:: Short exercise ::
Quote the whole listing word for word, please.

+++ Provided information +++

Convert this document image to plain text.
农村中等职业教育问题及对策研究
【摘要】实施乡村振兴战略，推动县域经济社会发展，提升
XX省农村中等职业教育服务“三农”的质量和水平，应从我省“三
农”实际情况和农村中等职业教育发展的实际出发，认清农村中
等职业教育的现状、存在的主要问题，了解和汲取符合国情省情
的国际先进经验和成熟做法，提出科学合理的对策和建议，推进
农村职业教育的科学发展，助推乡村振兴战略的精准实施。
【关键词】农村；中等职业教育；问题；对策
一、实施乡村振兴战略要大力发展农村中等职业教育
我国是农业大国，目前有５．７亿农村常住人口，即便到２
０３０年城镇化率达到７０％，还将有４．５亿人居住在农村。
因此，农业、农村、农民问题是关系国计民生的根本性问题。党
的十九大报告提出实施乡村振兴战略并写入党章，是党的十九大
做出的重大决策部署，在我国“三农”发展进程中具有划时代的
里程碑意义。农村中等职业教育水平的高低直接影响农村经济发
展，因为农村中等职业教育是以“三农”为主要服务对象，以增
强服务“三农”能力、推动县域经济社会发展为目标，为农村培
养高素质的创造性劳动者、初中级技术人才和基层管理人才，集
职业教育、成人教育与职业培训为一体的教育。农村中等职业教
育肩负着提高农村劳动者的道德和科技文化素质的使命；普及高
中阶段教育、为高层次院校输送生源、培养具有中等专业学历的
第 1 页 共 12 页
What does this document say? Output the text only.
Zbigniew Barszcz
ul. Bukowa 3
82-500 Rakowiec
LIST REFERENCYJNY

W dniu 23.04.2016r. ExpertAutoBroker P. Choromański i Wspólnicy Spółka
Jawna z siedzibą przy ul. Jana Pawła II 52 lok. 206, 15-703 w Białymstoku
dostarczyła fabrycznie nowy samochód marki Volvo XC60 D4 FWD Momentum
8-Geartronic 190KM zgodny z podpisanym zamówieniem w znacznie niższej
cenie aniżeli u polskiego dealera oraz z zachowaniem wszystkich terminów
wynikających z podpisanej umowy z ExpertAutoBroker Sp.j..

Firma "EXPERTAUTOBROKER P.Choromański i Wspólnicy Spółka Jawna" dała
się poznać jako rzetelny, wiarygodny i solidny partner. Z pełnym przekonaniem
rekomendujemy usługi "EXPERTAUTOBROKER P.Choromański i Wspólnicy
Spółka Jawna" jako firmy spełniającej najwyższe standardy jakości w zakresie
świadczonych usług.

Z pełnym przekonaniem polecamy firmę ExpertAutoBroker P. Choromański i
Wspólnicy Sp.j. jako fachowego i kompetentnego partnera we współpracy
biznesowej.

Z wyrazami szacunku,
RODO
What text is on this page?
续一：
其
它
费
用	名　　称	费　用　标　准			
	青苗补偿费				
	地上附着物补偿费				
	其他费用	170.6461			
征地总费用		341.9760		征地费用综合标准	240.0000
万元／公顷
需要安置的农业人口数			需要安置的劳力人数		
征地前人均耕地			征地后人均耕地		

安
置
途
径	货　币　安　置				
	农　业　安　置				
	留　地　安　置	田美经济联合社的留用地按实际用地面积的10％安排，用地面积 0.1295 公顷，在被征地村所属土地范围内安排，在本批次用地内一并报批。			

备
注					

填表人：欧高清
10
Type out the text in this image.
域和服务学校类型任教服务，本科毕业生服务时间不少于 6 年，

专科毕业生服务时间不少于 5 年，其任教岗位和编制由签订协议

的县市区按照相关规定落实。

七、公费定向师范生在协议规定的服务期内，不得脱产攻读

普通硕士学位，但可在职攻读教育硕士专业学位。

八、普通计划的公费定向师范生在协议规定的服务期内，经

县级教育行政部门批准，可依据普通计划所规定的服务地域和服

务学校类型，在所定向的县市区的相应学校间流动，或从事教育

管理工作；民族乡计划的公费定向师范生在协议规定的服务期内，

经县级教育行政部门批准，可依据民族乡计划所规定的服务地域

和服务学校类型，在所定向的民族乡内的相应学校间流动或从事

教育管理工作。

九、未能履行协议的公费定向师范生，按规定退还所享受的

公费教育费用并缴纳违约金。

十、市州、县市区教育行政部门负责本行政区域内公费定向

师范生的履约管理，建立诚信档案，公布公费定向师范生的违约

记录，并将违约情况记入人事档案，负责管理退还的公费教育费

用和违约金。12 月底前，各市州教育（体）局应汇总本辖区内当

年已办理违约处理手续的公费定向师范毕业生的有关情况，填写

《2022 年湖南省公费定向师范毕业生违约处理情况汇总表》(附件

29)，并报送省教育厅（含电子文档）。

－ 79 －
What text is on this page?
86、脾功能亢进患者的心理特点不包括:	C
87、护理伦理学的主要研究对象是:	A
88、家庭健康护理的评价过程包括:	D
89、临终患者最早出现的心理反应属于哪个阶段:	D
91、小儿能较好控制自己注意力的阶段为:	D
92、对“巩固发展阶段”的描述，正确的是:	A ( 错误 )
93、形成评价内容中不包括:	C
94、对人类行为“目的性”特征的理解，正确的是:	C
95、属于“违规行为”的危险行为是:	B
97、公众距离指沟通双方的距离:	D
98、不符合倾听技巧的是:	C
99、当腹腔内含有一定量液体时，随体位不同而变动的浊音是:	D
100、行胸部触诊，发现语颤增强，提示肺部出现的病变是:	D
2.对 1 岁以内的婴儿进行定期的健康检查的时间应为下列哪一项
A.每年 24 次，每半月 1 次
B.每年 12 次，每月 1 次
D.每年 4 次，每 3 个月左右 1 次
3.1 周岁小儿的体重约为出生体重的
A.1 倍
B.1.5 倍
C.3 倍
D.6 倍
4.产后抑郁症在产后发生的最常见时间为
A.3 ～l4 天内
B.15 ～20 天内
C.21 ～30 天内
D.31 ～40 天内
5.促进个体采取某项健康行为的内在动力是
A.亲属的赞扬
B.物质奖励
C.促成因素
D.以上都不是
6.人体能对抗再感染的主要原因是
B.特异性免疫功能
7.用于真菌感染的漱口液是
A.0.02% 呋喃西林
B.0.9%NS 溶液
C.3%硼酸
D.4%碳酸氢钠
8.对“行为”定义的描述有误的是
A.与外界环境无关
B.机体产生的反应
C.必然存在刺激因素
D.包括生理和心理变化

+++

:: Task solution ::
Convert this document image to plain text.
农村中等职业教育问题及对策研究
【摘要】实施乡村振兴战略，推动县域经济社会发展，提升
XX省农村中等职业教育服务“三农”的质量和水平，应从我省“三
农”实际情况和农村中等职业教育发展的实际出发，认清农村中
等职业教育的现状、存在的主要问题，了解和汲取符合国情省情
的国际先进经验和成熟做法，提出科学合理的对策和建议，推进
农村职业教育的科学发展，助推乡村振兴战略的精准实施。
【关键词】农村；中等职业教育；问题；对策
一、实施乡村振兴战略要大力发展农村中等职业教育
我国是农业大国，目前有５．７亿农村常住人口，即便到２
０３０年城镇化率达到７０％，还将有４．５亿人居住在农村。
因此，农业、农村、农民问题是关系国计民生的根本性问题。党
的十九大报告提出实施乡村振兴战略并写入党章，是党的十九大
做出的重大决策部署，在我国“三农”发展进程中具有划时代的
里程碑意义。农村中等职业教育水平的高低直接影响农村经济发
展，因为农村中等职业教育是以“三农”为主要服务对象，以增
强服务“三农”能力、推动县域经济社会发展为目标，为农村培
养高素质的创造性劳动者、初中级技术人才和基层管理人才，集
职业教育、成人教育与职业培训为一体的教育。农村中等职业教
育肩负着提高农村劳动者的道德和科技文化素质的使命；普及高
中阶段教育、为高层次院校输送生源、培养具有中等专业学历的
第 1 页 共 12 页
What does this document say? Output the text only.
Zbigniew Barszcz
ul. Bukowa 3
82-500 Rakowiec
LIST REFERENCYJNY

W dniu 23.04.2016r. ExpertAutoBroker P. Choromański i Wspólnicy Spółka
Jawna z siedzibą przy ul. Jana Pawła II 52 lok. 206, 15-703 w Białymstoku
dostarczyła fabrycznie nowy samochód marki Volvo XC60 D4 FWD Momentum
8-Geartronic 190KM zgodny z podpisanym zamówieniem w znacznie niższej
cenie aniżeli u polskiego dealera oraz z zachowaniem wszystkich terminów
wynikających z podpisanej umowy z ExpertAutoBroker Sp.j..

Firma "EXPERTAUTOBROKER P.Choromański i Wspólnicy Spółka Jawna" dała
się poznać jako rzetelny, wiarygodny i solidny partner. Z pełnym przekonaniem
rekomendujemy usługi "EXPERTAUTOBROKER P.Choromański i Wspólnicy
Spółka Jawna" jako firmy spełniającej najwyższe standardy jakości w zakresie
świadczonych usług.

Z pełnym przekonaniem polecamy firmę ExpertAutoBroker P. Choromański i
Wspólnicy Sp.j. jako fachowego i kompetentnego partnera we współpracy
biznesowej.

Z wyrazami szacunku,
RODO
What text is on this page?
续一：
其
它
费
用	名　　称	费　用　标　准			
	青苗补偿费				
	地上附着物补偿费				
	其他费用	170.6461			
征地总费用		341.9760		征地费用综合标准	240.0000
万元／公顷
需要安置的农业人口数			需要安置的劳力人数		
征地前人均耕地			征地后人均耕地		

安
置
途
径	货　币　安　置				
	农　业　安　置				
	留　地　安　置	田美经济联合社的留用地按实际用地面积的10％安排，用地面积 0.1295 公顷，在被征地村所属土地范围内安排，在本批次用地内一并报批。			

备
注					

填表人：欧高清
10
Type out the text in this image.
域和服务学校类型任教服务，本科毕业生服务时间不少于 6 年，

专科毕业生服务时间不少于 5 年，其任教岗位和编制由签订协议

的县市区按照相关规定落实。

七、公费定向师范生在协议规定的服务期内，不得脱产攻读

普通硕士学位，但可在职攻读教育硕士专业学位。

八、普通计划的公费定向师范生在协议规定的服务期内，经

县级教育行政部门批准，可依据普通计划所规定的服务地域和服

务学校类型，在所定向的县市区的相应学校间流动，或从事教育

管理工作；民族乡计划的公费定向师范生在协议规定的服务期内，

经县级教育行政部门批准，可依据民族乡计划所规定的服务地域

和服务学校类型，在所定向的民族乡内的相应学校间流动或从事

教育管理工作。

九、未能履行协议的公费定向师范生，按规定退还所享受的

公费教育费用并缴纳违约金。

十、市州、县市区教育行政部门负责本行政区域内公费定向

师范生的履约管理，建立诚信档案，公布公费定向师范生的违约

记录，并将违约情况记入人事档案，负责管理退还的公费教育费

用和违约金。12 月底前，各市州教育（体）局应汇总本辖区内当

年已办理违约处理手续的公费定向师范毕业生的有关情况，填写

《2022 年湖南省公费定向师范毕业生违约处理情况汇总表》(附件

29)，并报送省教育厅（含电子文档）。

－ 79 －
What text is on this page?
86、脾功能亢进患者的心理特点不包括:	C
87、护理伦理学的主要研究对象是:	A
88、家庭健康护理的评价过程包括:	D
89、临终患者最早出现的心理反应属于哪个阶段:	D
91、小儿能较好控制自己注意力的阶段为:	D
92、对“巩固发展阶段”的描述，正确的是:	A ( 错误 )
93、形成评价内容中不包括:	C
94、对人类行为“目的性”特征的理解，正确的是:	C
95、属于“违规行为”的危险行为是:	B
97、公众距离指沟通双方的距离:	D
98、不符合倾听技巧的是:	C
99、当腹腔内含有一定量液体时，随体位不同而变动的浊音是:	D
100、行胸部触诊，发现语颤增强，提示肺部出现的病变是:	D
2.对 1 岁以内的婴儿进行定期的健康检查的时间应为下列哪一项
A.每年 24 次，每半月 1 次
B.每年 12 次，每月 1 次
D.每年 4 次，每 3 个月左右 1 次
3.1 周岁小儿的体重约为出生体重的
A.1 倍
B.1.5 倍
C.3 倍
D.6 倍
4.产后抑郁症在产后发生的最常见时间为
A.3 ～l4 天内
B.15 ～20 天内
C.21 ～30 天内
D.31 ～40 天内
5.促进个体采取某项健康行为的内在动力是
A.亲属的赞扬
B.物质奖励
C.促成因素
D.以上都不是
6.人体能对抗再感染的主要原因是
B.特异性免疫功能
7.用于真菌感染的漱口液是
A.0.02% 呋喃西林
B.0.9%NS 溶液
C.3%硼酸
D.4%碳酸氢钠
8.对“行为”定义的描述有误的是
A.与外界环境无关
B.机体产生的反应
C.必然存在刺激因素
D.包括生理和心理变化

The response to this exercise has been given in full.